Records:
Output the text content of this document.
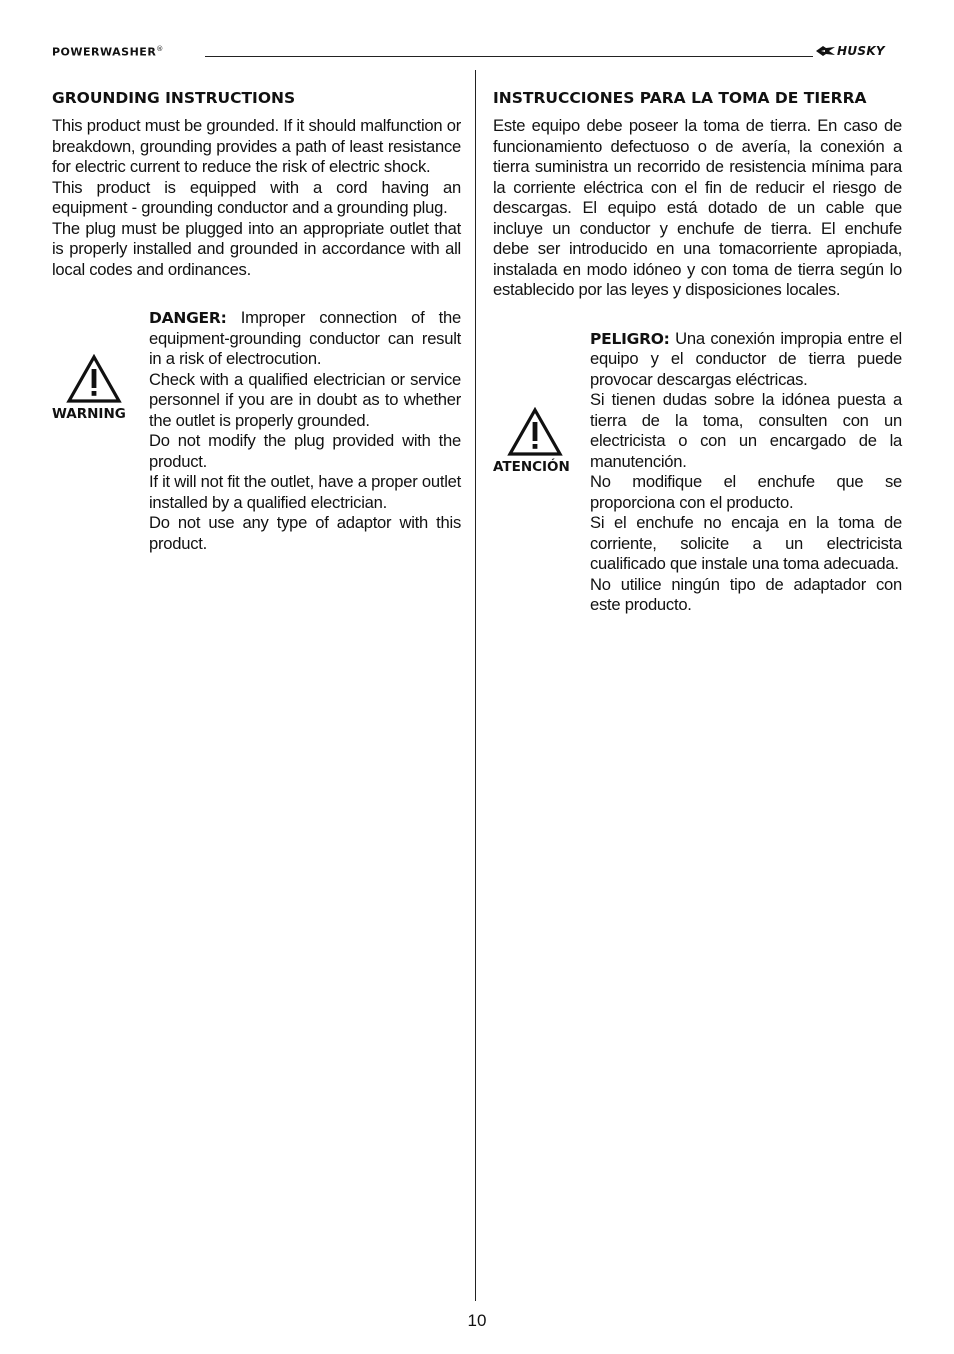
POWERWASHER®	HUSKY
GROUNDING INSTRUCTIONS
This product must be grounded. If it should malfunction or breakdown, grounding provides a path of least resistance for electric current to reduce the risk of electric shock.
This product is equipped with a cord having an equipment - grounding conductor and a grounding plug.
The plug must be plugged into an appropriate outlet that is properly installed and grounded in accordance with all local codes and ordinances.
WARNING
DANGER: Improper connection of the equipment-grounding conductor can result in a risk of electrocution.
Check with a qualified electrician or service personnel if you are in doubt as to whether the outlet is properly grounded.
Do not modify the plug provided with the product.
If it will not fit the outlet, have a proper outlet installed by a qualified electrician.
Do not use any type of adaptor with this product.
INSTRUCCIONES PARA LA TOMA DE TIERRA
Este equipo debe poseer la toma de tierra. En caso de funcionamiento defectuoso o de avería, la conexión a tierra suministra un recorrido de resistencia mínima para la corriente eléctrica con el fin de reducir el riesgo de descargas. El equipo está dotado de un cable que incluye un conductor y enchufe de tierra. El enchufe debe ser introducido en una tomacorriente apropiada, instalada en modo idóneo y con toma de tierra según lo establecido por las leyes y disposiciones locales.
ATENCIÓN
PELIGRO: Una conexión impropia entre el equipo y el conductor de tierra puede provocar descargas eléctricas.
Si tienen dudas sobre la idónea puesta a tierra de la toma, consulten con un electricista o con un encargado de la manutención.
No modifique el enchufe que se proporciona con el producto.
Si el enchufe no encaja en la toma de corriente, solicite a un electricista cualificado que instale una toma adecuada.
No utilice ningún tipo de adaptador con este producto.
10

SHORT EXERCISE >> Locate the word "producto" in the data above. Copy every line carrying it.

ANSWER >>
No modifique el enchufe que se proporciona con el producto.
No utilice ningún tipo de adaptador con este producto.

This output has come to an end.